▶ [REQUEST]:
Your task is to reproduce the entries below word for word.

[Begin SUPPLIED ENTRIES]

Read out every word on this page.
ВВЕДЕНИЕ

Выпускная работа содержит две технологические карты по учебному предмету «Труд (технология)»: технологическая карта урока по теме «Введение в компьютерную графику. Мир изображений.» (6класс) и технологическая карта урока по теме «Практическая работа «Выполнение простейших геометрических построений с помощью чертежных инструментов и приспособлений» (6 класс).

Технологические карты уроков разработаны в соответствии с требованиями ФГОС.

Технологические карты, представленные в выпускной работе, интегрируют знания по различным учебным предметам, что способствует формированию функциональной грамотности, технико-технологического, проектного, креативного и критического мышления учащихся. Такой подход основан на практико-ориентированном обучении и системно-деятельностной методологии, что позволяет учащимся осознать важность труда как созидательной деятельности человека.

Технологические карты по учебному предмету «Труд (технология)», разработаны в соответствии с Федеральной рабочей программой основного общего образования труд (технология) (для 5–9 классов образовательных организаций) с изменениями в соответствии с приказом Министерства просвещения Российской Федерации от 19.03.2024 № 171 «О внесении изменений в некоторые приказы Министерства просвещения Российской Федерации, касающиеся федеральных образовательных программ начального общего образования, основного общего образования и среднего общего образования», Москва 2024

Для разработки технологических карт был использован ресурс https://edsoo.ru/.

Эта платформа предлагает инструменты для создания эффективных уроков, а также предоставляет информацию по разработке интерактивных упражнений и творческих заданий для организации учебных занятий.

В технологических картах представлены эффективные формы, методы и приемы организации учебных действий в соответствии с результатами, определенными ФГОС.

[End SUPPLIED ENTRIES]

▶ [EXERCISE RESULT]:
Read out every word on this page.
ВВЕДЕНИЕ

Выпускная работа содержит две технологические карты по учебному предмету «Труд (технология)»: технологическая карта урока по теме «Введение в компьютерную графику. Мир изображений.» (6класс) и технологическая карта урока по теме «Практическая работа «Выполнение простейших геометрических построений с помощью чертежных инструментов и приспособлений» (6 класс).

Технологические карты уроков разработаны в соответствии с требованиями ФГОС.

Технологические карты, представленные в выпускной работе, интегрируют знания по различным учебным предметам, что способствует формированию функциональной грамотности, технико-технологического, проектного, креативного и критического мышления учащихся. Такой подход основан на практико-ориентированном обучении и системно-деятельностной методологии, что позволяет учащимся осознать важность труда как созидательной деятельности человека.

Технологические карты по учебному предмету «Труд (технология)», разработаны в соответствии с Федеральной рабочей программой основного общего образования труд (технология) (для 5–9 классов образовательных организаций) с изменениями в соответствии с приказом Министерства просвещения Российской Федерации от 19.03.2024 № 171 «О внесении изменений в некоторые приказы Министерства просвещения Российской Федерации, касающиеся федеральных образовательных программ начального общего образования, основного общего образования и среднего общего образования», Москва 2024

Для разработки технологических карт был использован ресурс https://edsoo.ru/.

Эта платформа предлагает инструменты для создания эффективных уроков, а также предоставляет информацию по разработке интерактивных упражнений и творческих заданий для организации учебных занятий.

В технологических картах представлены эффективные формы, методы и приемы организации учебных действий в соответствии с результатами, определенными ФГОС.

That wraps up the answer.